TASK PROMPT:
Do any lines in the data below contain "Traveling"? If so, copy every one of them.
━━━━━━━━━━
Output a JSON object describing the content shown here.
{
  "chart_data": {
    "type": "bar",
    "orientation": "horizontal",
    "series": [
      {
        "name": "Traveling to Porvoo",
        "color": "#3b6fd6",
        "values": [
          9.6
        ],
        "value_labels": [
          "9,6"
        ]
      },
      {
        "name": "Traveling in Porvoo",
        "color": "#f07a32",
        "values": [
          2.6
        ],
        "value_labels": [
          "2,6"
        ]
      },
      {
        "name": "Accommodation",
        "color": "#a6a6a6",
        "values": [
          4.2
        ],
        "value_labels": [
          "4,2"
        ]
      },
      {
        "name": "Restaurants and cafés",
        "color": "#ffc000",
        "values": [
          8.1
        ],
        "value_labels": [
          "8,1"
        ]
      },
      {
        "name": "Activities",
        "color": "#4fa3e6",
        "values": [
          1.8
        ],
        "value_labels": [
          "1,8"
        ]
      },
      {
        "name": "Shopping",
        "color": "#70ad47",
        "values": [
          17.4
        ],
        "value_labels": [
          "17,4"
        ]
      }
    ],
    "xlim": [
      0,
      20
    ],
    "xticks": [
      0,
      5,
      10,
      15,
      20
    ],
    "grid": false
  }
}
━━━━━━━━━━
RESULT:
        "name": "Traveling to Porvoo",
        "name": "Traveling in Porvoo",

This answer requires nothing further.